» **Exercise directions**
Identify every line in the records below that contains the word "Average", and reproduce each one.

» **Task data**
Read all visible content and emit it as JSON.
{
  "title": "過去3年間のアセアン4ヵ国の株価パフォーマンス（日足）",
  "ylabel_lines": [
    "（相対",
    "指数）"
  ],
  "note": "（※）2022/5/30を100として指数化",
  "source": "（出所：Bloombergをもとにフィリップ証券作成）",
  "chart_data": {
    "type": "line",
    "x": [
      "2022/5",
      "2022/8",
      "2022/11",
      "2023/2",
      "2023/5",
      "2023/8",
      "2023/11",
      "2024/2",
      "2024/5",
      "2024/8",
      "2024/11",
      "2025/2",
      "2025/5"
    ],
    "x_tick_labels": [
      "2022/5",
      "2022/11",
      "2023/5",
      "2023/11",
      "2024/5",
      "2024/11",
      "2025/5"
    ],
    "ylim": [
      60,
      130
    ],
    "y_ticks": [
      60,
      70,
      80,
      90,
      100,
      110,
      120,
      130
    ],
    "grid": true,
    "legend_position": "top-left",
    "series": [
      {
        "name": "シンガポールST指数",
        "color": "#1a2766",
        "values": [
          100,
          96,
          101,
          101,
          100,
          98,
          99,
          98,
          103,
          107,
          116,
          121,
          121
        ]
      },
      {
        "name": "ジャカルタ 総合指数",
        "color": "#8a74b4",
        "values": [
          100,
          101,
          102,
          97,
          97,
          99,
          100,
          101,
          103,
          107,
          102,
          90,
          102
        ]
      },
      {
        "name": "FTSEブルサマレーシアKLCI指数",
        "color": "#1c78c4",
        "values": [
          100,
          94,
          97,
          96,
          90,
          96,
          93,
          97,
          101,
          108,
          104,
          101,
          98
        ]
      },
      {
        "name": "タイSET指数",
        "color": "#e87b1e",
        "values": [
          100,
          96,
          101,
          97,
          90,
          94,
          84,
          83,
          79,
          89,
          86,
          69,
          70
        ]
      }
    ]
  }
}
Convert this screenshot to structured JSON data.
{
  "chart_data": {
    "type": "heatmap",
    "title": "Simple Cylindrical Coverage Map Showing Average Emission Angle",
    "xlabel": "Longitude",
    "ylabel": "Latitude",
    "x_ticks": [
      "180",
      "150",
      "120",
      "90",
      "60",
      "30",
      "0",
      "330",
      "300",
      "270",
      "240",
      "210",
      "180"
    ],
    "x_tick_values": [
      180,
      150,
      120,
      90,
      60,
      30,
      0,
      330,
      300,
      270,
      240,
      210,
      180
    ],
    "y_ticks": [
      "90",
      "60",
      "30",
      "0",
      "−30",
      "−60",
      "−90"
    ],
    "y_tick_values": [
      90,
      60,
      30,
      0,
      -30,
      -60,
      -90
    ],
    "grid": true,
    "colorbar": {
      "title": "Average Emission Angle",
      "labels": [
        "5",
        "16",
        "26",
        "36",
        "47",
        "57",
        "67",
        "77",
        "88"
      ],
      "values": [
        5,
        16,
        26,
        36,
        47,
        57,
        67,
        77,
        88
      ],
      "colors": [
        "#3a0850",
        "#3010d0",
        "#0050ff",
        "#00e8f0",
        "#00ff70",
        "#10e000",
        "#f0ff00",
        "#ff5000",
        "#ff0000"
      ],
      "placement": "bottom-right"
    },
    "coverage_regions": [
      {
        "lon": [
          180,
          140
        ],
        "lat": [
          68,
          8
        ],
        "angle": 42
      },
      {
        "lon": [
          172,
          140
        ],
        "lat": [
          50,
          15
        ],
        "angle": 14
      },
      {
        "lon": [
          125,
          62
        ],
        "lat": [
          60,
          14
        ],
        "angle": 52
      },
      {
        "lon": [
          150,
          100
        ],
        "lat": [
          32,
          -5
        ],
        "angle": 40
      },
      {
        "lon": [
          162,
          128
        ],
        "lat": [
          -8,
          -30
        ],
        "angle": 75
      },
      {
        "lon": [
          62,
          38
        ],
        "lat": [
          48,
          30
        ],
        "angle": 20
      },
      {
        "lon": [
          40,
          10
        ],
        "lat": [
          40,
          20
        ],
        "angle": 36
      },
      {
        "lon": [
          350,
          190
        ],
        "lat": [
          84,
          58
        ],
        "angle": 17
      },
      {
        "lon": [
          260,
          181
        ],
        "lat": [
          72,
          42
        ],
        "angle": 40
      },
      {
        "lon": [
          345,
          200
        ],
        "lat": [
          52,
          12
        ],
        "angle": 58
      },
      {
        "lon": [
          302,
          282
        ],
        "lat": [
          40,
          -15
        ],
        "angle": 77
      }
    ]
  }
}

» **Result for this task**
    "title": "Simple Cylindrical Coverage Map Showing Average Emission Angle",
      "title": "Average Emission Angle",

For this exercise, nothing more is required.